-- Task objective --
Reproduce every record exactly as it appears, but not the pictures.

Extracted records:
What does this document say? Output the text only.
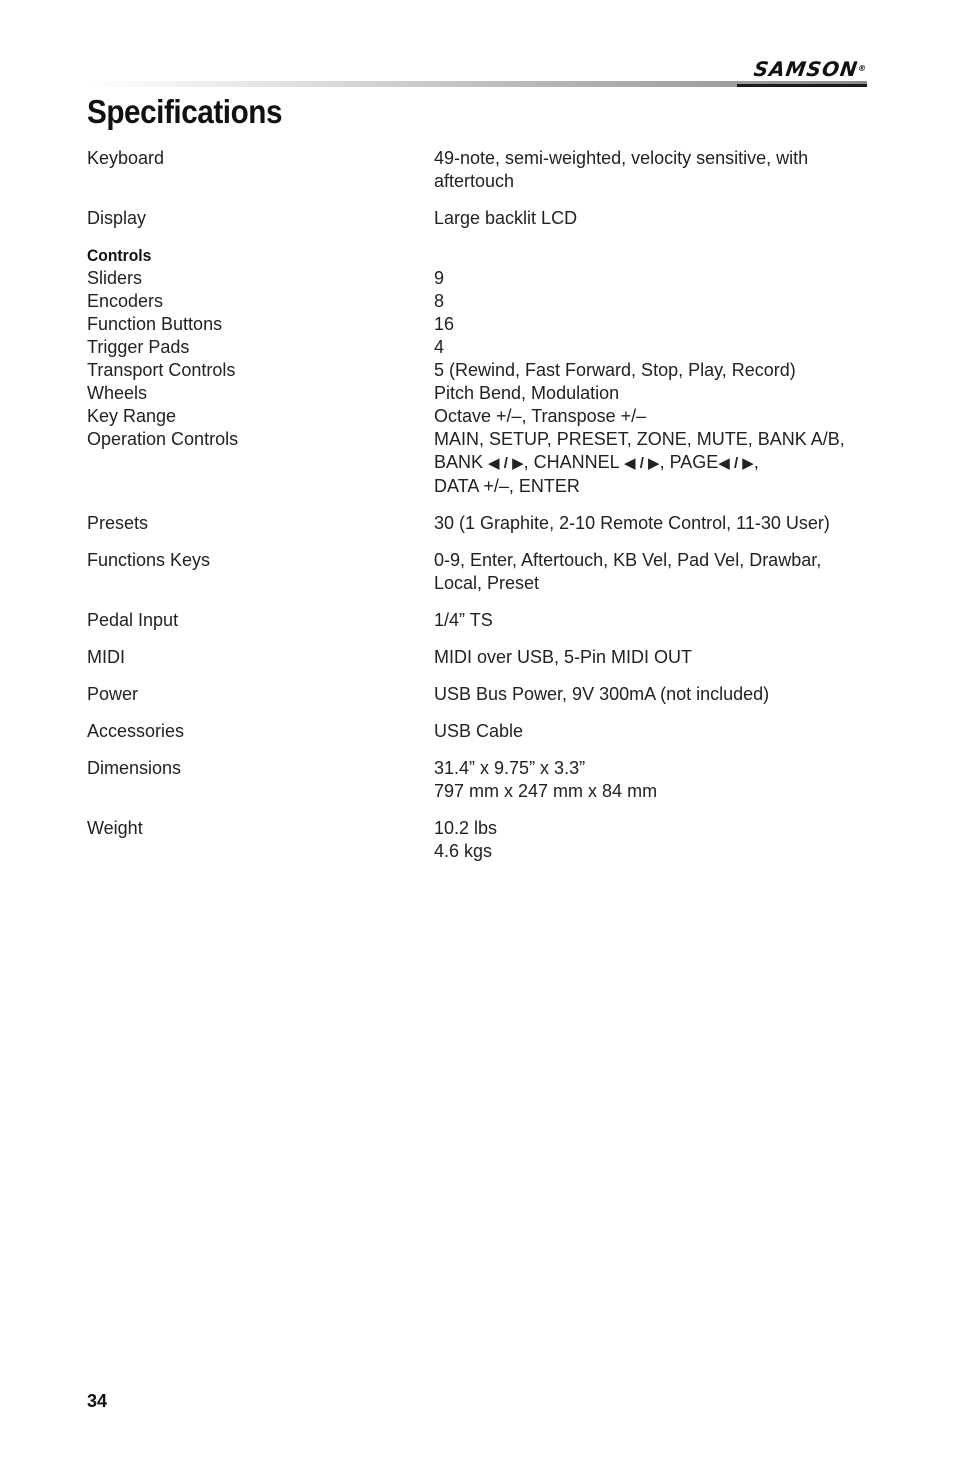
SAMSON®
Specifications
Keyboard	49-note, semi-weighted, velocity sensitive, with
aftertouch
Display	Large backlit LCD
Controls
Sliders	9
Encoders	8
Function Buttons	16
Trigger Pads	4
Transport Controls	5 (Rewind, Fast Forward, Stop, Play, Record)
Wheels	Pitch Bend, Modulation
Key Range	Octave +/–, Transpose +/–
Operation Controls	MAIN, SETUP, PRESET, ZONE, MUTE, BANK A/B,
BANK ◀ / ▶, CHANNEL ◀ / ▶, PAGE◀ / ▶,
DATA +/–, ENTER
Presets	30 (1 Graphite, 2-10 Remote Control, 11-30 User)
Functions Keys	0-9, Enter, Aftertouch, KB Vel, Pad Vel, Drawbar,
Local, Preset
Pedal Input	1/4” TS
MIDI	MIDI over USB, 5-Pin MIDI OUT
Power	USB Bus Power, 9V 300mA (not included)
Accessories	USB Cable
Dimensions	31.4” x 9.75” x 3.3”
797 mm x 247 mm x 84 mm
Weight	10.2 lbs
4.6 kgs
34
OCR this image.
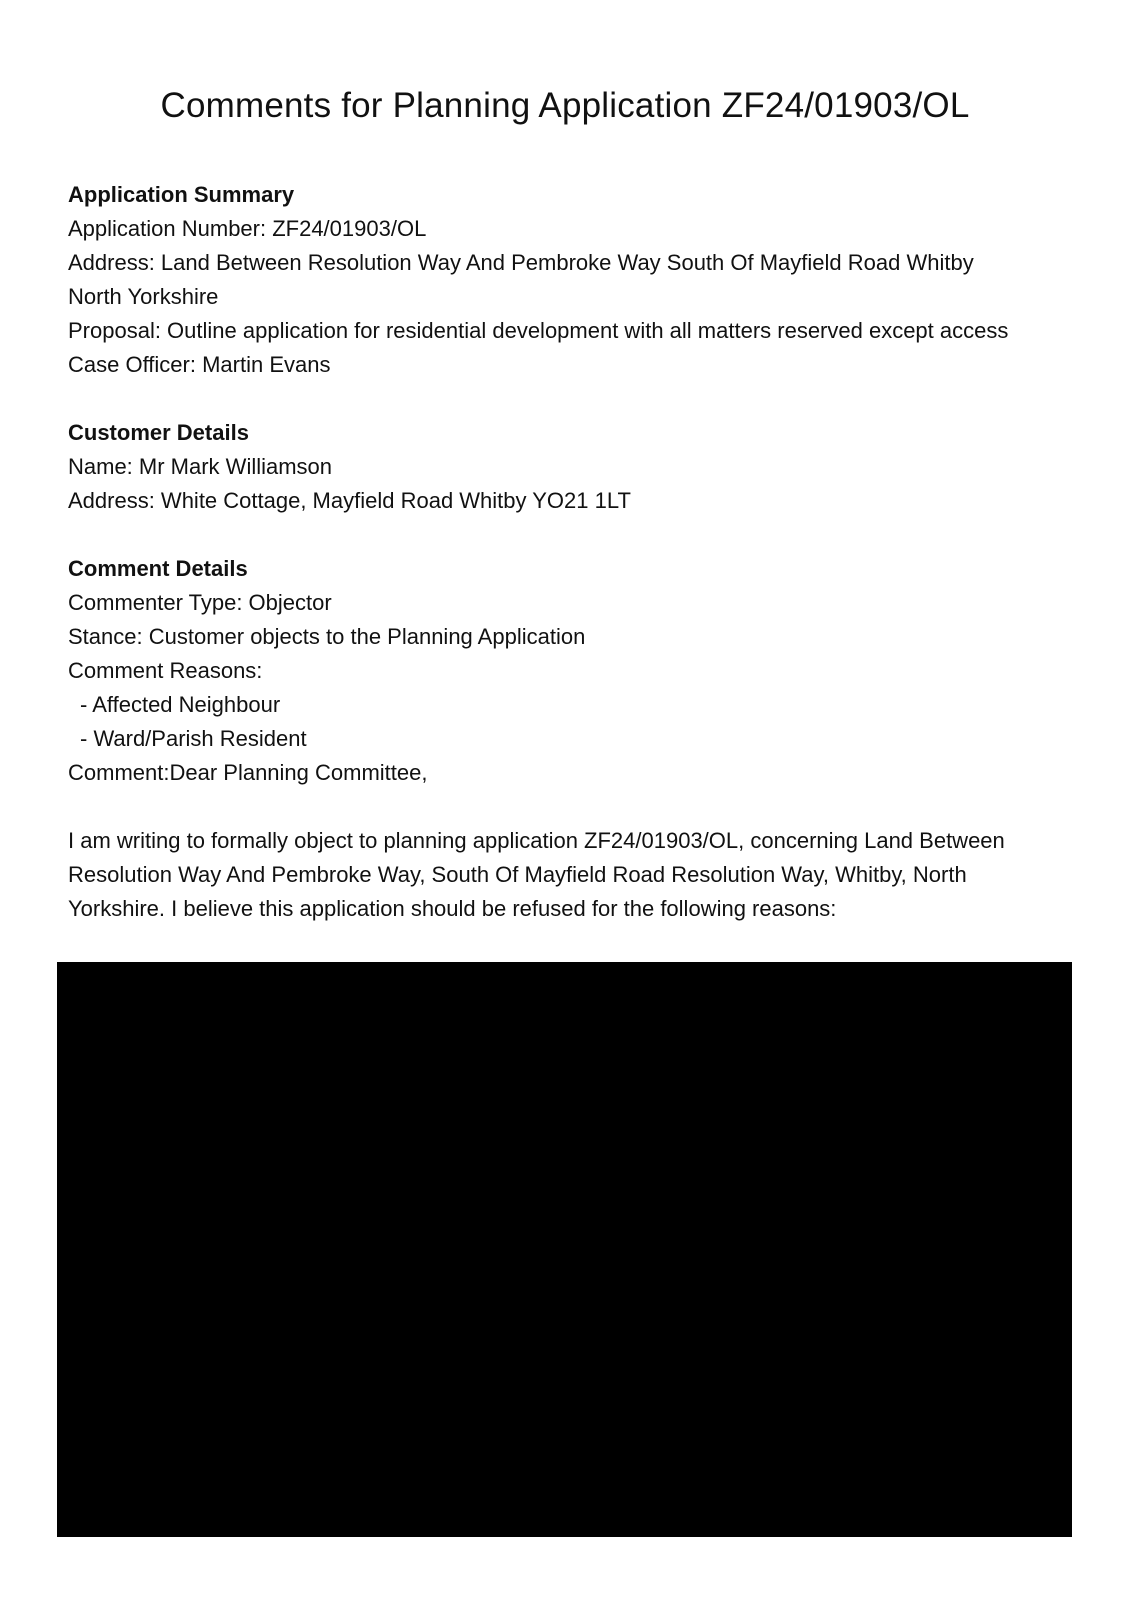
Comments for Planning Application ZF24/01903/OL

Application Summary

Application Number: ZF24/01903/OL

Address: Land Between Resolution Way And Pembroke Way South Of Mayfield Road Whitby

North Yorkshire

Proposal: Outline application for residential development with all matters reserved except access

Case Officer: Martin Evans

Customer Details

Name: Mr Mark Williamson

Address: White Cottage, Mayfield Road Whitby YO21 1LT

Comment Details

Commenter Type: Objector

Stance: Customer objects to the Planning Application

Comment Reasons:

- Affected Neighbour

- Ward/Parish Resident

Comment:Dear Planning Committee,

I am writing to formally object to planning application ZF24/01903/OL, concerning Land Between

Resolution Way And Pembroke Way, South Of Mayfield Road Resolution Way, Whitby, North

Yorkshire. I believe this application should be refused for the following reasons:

-- Final result --
What does this document say? Output the text only.
SAMSON®
Specifications
Keyboard	49-note, semi-weighted, velocity sensitive, with
aftertouch
Display	Large backlit LCD
Controls
Sliders	9
Encoders	8
Function Buttons	16
Trigger Pads	4
Transport Controls	5 (Rewind, Fast Forward, Stop, Play, Record)
Wheels	Pitch Bend, Modulation
Key Range	Octave +/–, Transpose +/–
Operation Controls	MAIN, SETUP, PRESET, ZONE, MUTE, BANK A/B,
BANK ◀ / ▶, CHANNEL ◀ / ▶, PAGE◀ / ▶,
DATA +/–, ENTER
Presets	30 (1 Graphite, 2-10 Remote Control, 11-30 User)
Functions Keys	0-9, Enter, Aftertouch, KB Vel, Pad Vel, Drawbar,
Local, Preset
Pedal Input	1/4” TS
MIDI	MIDI over USB, 5-Pin MIDI OUT
Power	USB Bus Power, 9V 300mA (not included)
Accessories	USB Cable
Dimensions	31.4” x 9.75” x 3.3”
797 mm x 247 mm x 84 mm
Weight	10.2 lbs
4.6 kgs
34
OCR this image.
Comments for Planning Application ZF24/01903/OL

Application Summary

Application Number: ZF24/01903/OL

Address: Land Between Resolution Way And Pembroke Way South Of Mayfield Road Whitby

North Yorkshire

Proposal: Outline application for residential development with all matters reserved except access

Case Officer: Martin Evans

Customer Details

Name: Mr Mark Williamson

Address: White Cottage, Mayfield Road Whitby YO21 1LT

Comment Details

Commenter Type: Objector

Stance: Customer objects to the Planning Application

Comment Reasons:

- Affected Neighbour

- Ward/Parish Resident

Comment:Dear Planning Committee,

I am writing to formally object to planning application ZF24/01903/OL, concerning Land Between

Resolution Way And Pembroke Way, South Of Mayfield Road Resolution Way, Whitby, North

Yorkshire. I believe this application should be refused for the following reasons:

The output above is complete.